**Brief**
Count every line that holds the string "nisi", then give that number alone.

-- begin Data extract --

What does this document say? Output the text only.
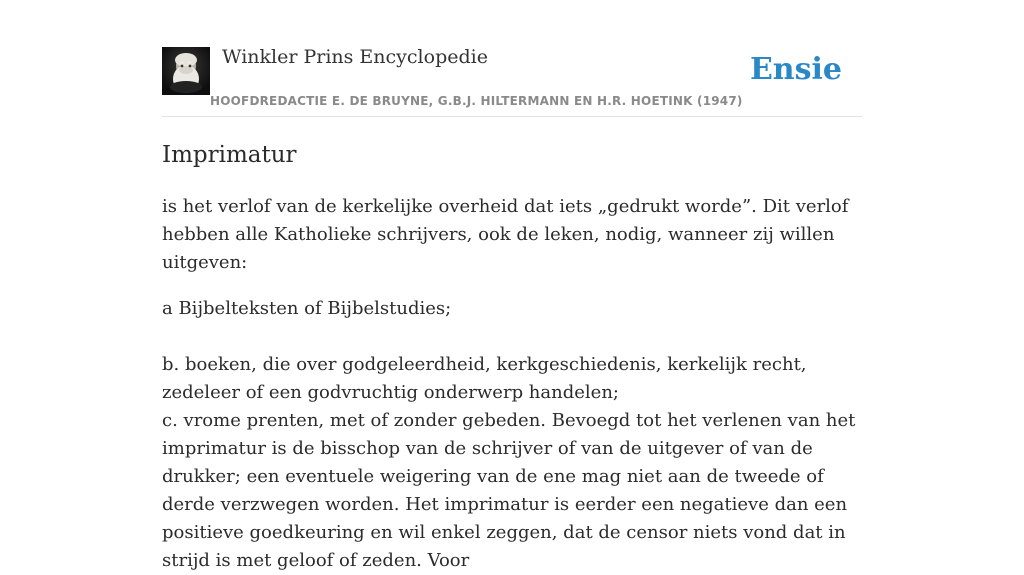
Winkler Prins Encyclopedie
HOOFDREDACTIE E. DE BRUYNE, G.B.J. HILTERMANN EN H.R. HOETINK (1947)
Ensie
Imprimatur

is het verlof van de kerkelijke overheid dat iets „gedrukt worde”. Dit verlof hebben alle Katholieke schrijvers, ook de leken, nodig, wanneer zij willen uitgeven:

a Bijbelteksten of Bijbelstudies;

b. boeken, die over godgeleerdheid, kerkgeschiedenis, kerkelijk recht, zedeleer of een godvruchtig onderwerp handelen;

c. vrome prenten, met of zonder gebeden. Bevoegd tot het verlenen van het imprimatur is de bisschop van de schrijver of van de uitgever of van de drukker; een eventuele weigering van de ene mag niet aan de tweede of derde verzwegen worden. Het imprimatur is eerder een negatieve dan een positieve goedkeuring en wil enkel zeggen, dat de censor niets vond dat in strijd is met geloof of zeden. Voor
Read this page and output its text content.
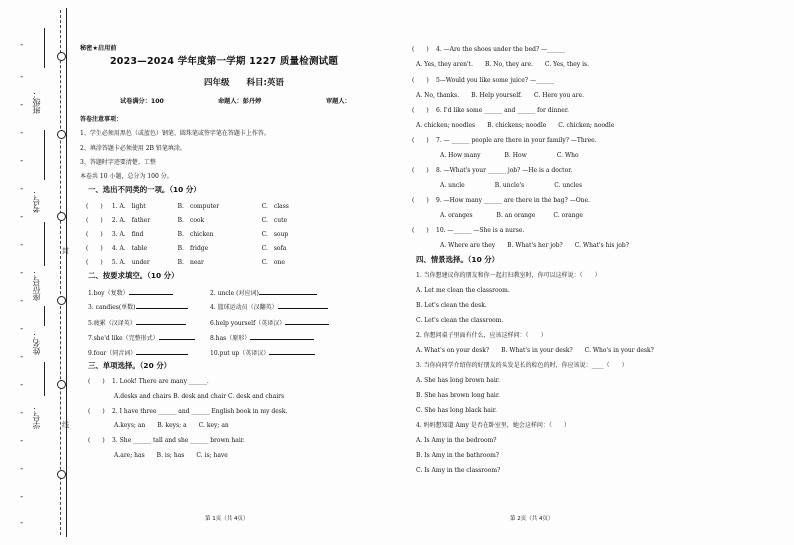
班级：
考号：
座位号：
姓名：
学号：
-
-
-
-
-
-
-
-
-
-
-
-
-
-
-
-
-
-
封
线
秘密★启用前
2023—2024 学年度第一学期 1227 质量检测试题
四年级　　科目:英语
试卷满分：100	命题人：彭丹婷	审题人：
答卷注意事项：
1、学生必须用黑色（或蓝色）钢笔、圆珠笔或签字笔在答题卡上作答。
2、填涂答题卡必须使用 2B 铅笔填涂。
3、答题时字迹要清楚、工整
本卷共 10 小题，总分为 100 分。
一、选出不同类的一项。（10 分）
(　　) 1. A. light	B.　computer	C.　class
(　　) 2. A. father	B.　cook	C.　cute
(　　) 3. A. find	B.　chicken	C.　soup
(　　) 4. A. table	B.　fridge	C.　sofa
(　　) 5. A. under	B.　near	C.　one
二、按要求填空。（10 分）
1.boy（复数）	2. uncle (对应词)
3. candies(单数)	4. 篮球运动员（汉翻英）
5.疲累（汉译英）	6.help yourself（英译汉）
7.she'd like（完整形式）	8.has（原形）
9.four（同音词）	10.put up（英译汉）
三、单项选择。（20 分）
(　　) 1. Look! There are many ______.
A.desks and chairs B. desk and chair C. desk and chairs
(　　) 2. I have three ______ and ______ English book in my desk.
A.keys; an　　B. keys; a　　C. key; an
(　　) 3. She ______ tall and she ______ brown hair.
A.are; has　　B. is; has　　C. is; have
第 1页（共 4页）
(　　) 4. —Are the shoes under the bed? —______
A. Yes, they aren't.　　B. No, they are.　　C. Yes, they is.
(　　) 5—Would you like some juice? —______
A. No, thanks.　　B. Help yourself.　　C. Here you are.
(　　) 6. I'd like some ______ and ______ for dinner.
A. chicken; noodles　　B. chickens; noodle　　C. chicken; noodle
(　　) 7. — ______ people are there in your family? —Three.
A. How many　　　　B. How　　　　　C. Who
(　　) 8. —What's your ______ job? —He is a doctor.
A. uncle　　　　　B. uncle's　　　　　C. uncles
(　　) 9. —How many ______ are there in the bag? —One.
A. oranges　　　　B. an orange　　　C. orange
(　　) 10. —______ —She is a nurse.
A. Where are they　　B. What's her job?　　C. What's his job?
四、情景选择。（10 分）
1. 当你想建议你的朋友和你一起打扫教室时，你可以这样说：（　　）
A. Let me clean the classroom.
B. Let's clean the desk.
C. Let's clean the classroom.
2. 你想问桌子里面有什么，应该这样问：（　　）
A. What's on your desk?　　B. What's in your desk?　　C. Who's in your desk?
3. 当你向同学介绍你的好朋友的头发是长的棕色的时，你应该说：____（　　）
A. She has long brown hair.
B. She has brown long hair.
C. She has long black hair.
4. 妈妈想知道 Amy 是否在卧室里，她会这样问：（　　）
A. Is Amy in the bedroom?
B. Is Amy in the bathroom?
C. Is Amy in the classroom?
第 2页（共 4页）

-- end Data extract --
-- begin Data extract --

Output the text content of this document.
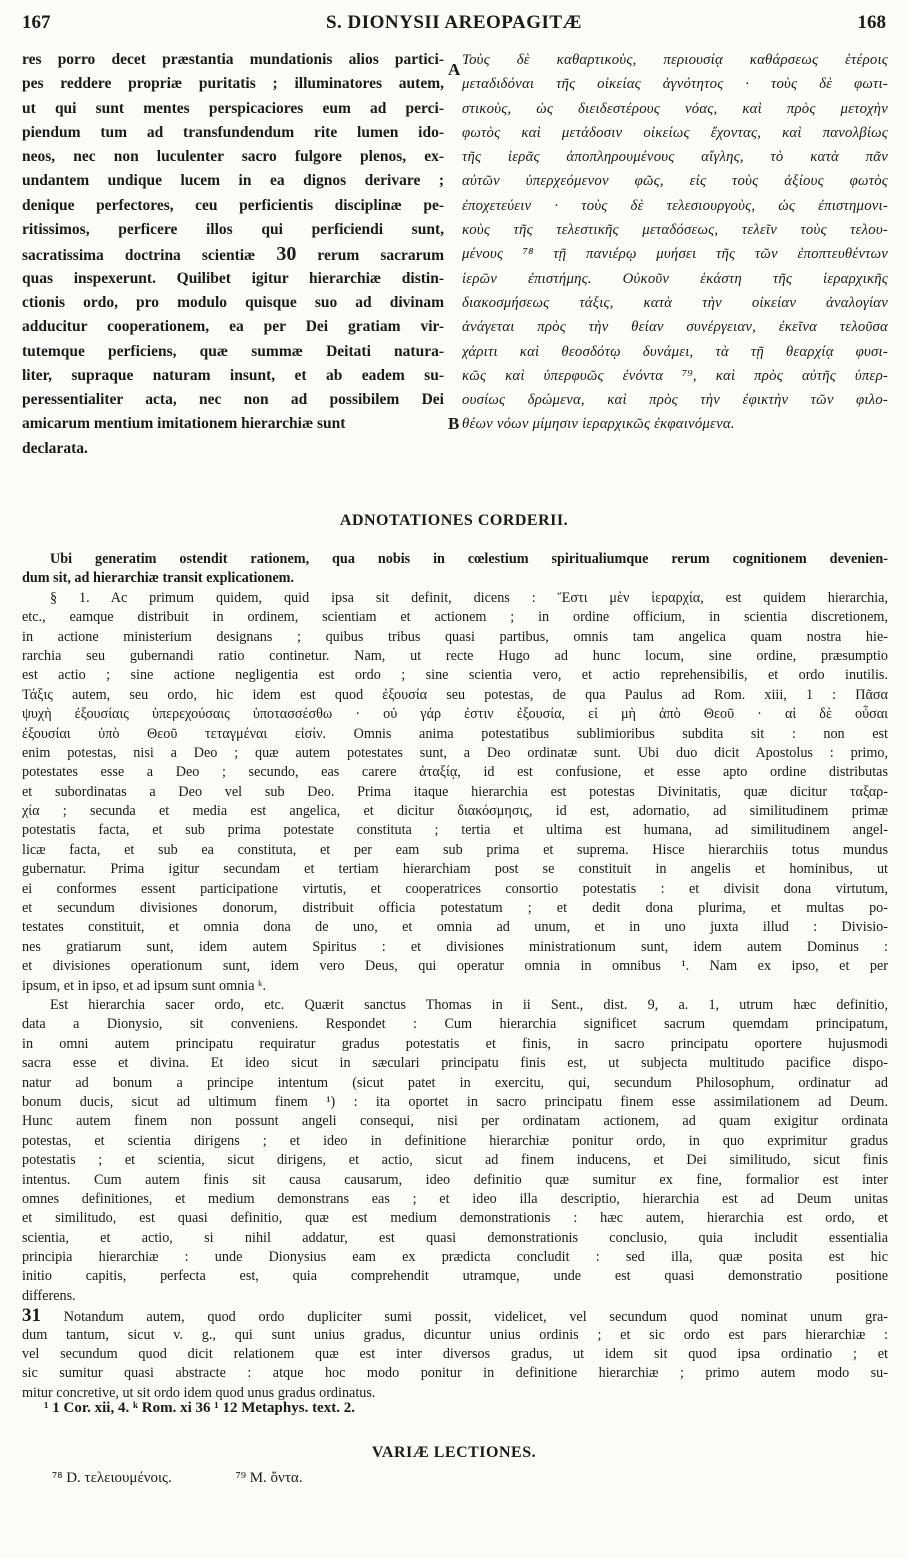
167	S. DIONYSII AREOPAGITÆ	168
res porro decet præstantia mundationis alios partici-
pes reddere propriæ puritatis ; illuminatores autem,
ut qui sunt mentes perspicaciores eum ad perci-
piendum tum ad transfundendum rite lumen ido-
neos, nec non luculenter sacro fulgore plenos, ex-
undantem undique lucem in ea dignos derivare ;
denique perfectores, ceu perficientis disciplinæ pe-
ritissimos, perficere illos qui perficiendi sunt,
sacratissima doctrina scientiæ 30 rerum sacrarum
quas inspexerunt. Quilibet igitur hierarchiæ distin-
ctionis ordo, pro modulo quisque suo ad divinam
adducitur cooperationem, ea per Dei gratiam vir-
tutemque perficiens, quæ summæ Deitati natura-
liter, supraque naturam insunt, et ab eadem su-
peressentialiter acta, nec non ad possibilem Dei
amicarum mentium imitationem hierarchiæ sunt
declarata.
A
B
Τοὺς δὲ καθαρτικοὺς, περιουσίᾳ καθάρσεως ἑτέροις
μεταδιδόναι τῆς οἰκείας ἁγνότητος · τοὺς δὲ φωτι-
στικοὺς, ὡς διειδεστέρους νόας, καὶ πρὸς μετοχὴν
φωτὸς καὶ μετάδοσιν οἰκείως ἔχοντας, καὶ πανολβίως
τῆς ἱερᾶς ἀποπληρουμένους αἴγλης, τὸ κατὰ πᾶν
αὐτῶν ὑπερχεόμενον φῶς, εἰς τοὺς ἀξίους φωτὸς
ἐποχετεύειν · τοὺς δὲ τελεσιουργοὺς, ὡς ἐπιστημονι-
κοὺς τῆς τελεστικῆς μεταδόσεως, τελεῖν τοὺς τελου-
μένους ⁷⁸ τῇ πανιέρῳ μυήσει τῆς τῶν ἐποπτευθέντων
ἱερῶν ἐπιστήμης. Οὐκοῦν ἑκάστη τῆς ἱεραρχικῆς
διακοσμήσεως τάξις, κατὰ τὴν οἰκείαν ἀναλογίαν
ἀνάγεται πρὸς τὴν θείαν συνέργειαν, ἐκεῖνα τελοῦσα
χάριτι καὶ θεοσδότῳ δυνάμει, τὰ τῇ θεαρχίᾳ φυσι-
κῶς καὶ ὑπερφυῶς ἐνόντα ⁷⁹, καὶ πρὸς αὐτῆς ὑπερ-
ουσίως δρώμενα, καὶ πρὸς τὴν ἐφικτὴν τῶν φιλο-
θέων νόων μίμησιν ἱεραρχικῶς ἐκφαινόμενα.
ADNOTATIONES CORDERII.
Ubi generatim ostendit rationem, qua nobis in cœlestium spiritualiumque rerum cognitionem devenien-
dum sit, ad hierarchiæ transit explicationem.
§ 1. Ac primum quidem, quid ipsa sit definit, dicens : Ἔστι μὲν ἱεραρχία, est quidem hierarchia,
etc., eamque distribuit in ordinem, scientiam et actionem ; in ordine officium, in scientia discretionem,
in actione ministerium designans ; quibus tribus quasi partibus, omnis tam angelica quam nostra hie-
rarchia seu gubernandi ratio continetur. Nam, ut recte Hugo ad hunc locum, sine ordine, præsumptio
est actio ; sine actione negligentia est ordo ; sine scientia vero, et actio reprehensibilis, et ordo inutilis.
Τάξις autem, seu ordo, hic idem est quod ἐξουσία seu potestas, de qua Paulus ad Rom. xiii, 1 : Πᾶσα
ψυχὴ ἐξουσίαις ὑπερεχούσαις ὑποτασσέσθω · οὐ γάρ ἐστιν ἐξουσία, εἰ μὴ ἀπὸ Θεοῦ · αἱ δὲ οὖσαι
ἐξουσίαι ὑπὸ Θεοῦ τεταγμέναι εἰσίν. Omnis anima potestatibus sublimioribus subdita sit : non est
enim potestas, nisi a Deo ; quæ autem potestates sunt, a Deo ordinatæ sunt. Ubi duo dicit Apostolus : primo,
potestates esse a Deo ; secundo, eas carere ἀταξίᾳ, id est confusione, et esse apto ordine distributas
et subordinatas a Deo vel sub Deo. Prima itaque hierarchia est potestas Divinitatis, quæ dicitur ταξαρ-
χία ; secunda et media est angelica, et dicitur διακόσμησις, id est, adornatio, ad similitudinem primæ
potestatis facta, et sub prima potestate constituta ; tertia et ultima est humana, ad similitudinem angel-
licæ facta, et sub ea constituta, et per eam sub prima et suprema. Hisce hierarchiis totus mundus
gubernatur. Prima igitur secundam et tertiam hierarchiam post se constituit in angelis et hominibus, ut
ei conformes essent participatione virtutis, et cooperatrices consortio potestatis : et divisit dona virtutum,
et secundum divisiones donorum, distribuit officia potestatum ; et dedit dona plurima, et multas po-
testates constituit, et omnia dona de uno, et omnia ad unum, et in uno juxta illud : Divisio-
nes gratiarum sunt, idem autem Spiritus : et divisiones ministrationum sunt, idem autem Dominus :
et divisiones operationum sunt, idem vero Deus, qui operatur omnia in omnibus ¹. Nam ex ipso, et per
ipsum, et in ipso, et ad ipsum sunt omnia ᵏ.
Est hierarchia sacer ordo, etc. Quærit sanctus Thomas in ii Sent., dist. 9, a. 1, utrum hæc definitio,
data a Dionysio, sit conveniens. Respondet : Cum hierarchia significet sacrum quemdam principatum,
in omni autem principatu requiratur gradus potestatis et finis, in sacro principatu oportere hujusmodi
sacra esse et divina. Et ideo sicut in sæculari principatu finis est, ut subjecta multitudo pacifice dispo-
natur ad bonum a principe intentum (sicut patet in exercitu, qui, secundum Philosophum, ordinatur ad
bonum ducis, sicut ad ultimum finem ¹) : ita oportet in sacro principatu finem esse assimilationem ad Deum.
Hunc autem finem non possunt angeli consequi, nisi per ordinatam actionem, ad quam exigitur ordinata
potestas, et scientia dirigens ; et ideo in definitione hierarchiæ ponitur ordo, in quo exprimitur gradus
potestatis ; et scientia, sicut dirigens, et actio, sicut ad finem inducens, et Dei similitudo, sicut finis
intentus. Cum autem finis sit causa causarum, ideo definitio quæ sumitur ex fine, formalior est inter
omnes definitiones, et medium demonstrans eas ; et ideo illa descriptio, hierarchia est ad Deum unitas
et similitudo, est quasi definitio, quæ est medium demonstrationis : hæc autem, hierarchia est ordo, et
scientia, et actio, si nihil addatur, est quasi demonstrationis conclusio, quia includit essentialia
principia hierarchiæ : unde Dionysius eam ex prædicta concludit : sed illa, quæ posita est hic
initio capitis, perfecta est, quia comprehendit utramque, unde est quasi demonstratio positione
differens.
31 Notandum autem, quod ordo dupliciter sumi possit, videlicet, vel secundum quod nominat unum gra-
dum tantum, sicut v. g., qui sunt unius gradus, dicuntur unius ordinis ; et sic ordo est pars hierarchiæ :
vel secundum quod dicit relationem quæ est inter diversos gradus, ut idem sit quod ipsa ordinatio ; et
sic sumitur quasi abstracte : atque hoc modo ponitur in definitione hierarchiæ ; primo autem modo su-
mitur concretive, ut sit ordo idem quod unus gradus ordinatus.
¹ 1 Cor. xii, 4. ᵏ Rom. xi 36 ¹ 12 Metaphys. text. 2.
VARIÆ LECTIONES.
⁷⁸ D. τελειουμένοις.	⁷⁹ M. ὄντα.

-- end Data extract --

**Written response**
2